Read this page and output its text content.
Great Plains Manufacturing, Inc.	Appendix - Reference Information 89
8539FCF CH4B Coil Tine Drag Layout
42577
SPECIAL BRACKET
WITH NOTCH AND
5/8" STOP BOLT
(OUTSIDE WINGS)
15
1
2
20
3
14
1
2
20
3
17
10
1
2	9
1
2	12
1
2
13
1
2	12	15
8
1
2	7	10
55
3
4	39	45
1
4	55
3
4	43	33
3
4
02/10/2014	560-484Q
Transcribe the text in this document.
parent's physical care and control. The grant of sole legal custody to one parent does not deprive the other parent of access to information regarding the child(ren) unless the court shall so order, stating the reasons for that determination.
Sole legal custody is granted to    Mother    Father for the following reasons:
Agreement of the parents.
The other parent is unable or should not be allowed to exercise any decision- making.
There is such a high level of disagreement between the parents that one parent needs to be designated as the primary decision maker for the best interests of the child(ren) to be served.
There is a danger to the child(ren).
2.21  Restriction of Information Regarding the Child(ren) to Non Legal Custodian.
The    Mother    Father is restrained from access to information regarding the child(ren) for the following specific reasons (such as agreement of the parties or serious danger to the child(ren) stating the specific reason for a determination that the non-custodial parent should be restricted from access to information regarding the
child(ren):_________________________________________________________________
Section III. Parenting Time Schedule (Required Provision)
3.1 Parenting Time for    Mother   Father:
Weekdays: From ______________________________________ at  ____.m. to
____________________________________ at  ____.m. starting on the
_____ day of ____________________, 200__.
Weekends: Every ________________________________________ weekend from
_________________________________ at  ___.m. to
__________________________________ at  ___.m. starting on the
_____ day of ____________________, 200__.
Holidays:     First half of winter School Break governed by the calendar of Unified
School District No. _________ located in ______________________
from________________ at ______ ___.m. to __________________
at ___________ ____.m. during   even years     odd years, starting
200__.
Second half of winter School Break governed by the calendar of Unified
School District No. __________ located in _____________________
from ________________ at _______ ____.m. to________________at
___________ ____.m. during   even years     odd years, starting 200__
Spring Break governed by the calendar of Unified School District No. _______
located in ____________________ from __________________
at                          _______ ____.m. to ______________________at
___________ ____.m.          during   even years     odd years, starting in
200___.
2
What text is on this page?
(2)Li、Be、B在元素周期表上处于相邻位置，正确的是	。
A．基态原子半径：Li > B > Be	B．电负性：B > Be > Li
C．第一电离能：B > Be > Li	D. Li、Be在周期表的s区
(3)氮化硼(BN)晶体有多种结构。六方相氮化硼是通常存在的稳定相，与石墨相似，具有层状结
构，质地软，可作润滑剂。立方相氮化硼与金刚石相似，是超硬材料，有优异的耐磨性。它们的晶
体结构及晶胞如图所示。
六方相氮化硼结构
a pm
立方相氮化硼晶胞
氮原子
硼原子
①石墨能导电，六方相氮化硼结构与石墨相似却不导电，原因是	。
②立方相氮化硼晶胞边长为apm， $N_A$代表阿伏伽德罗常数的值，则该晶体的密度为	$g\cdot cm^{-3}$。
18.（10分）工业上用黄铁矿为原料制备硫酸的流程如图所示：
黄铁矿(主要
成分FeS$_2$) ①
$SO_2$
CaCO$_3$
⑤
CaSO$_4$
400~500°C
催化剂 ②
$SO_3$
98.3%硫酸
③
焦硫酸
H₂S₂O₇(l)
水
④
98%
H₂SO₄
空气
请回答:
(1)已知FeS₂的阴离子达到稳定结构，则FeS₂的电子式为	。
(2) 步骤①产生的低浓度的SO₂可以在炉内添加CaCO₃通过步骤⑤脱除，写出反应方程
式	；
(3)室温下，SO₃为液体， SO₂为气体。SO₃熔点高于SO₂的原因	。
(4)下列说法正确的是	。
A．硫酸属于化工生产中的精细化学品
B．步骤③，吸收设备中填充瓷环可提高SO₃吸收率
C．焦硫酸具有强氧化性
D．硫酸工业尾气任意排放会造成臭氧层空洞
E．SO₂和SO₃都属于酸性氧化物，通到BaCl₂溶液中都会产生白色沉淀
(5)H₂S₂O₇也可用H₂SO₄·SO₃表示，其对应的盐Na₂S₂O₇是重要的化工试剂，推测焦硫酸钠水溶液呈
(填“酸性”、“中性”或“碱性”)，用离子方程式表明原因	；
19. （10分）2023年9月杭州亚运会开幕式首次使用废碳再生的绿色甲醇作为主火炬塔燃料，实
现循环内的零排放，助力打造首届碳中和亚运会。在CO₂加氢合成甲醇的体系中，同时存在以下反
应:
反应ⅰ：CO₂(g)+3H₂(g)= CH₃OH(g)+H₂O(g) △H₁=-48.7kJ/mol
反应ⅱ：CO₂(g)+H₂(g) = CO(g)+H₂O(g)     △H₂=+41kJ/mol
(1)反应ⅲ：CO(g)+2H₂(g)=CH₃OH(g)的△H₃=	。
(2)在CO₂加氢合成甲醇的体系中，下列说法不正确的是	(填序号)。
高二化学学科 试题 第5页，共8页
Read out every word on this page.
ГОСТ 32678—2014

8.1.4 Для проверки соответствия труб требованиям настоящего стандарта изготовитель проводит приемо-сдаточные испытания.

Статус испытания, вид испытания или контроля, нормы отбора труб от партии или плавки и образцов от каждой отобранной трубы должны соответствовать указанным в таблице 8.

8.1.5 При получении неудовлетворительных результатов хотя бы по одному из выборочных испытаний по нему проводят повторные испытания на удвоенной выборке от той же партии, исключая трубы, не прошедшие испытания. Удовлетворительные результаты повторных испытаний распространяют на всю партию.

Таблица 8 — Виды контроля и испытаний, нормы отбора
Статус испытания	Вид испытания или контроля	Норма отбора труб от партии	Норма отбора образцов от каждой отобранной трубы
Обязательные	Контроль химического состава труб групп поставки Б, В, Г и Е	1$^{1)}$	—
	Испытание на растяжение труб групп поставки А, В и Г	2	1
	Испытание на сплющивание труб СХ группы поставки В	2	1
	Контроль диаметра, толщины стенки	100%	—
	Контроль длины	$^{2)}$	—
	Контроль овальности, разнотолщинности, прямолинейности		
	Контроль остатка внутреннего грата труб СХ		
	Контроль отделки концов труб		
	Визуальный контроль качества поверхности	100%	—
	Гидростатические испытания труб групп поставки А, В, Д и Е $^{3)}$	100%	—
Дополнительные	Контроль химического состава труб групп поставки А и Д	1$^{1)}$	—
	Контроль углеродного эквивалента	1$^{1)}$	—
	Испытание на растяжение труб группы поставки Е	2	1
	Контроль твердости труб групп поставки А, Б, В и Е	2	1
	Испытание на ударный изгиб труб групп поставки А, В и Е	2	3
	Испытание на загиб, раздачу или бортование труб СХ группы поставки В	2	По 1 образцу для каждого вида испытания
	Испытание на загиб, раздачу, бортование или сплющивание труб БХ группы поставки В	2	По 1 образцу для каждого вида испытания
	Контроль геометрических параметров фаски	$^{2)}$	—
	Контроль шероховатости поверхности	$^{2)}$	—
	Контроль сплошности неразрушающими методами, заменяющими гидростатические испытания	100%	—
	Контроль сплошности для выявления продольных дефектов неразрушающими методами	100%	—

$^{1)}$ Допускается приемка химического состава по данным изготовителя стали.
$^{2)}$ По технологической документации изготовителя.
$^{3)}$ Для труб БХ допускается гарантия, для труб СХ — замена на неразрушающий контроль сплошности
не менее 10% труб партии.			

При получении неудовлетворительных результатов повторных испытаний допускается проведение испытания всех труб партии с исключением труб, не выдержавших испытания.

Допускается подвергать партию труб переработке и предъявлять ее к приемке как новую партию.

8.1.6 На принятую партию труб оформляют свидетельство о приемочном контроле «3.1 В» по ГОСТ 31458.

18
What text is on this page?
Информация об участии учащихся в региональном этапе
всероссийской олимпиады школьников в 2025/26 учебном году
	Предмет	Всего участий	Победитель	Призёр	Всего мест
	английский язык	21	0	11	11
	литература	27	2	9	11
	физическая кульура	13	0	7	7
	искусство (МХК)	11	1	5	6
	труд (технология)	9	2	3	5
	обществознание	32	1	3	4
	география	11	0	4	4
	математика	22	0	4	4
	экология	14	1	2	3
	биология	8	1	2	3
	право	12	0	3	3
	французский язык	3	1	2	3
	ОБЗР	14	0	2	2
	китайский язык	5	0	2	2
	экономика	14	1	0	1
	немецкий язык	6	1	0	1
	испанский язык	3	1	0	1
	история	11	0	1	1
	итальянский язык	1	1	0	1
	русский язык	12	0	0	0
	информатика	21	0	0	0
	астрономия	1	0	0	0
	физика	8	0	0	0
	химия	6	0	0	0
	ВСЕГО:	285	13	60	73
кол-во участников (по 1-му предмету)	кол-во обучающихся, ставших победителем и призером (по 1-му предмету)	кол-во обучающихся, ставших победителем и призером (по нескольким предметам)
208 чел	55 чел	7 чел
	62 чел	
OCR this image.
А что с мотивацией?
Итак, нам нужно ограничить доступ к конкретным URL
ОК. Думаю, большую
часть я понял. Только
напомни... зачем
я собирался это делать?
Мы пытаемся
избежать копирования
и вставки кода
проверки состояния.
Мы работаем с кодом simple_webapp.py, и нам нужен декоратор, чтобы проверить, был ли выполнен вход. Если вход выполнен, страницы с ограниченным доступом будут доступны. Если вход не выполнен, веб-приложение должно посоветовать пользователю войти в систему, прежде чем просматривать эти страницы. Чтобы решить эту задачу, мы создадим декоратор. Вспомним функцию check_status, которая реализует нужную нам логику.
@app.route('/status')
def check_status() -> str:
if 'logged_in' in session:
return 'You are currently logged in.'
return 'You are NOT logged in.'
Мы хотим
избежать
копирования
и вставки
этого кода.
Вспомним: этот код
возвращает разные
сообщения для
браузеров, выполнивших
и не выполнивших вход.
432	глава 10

• • •

Going through the entries above, tally each line that has the word "сплющивание". Answer with the number only.

**Answer to the problem**. 2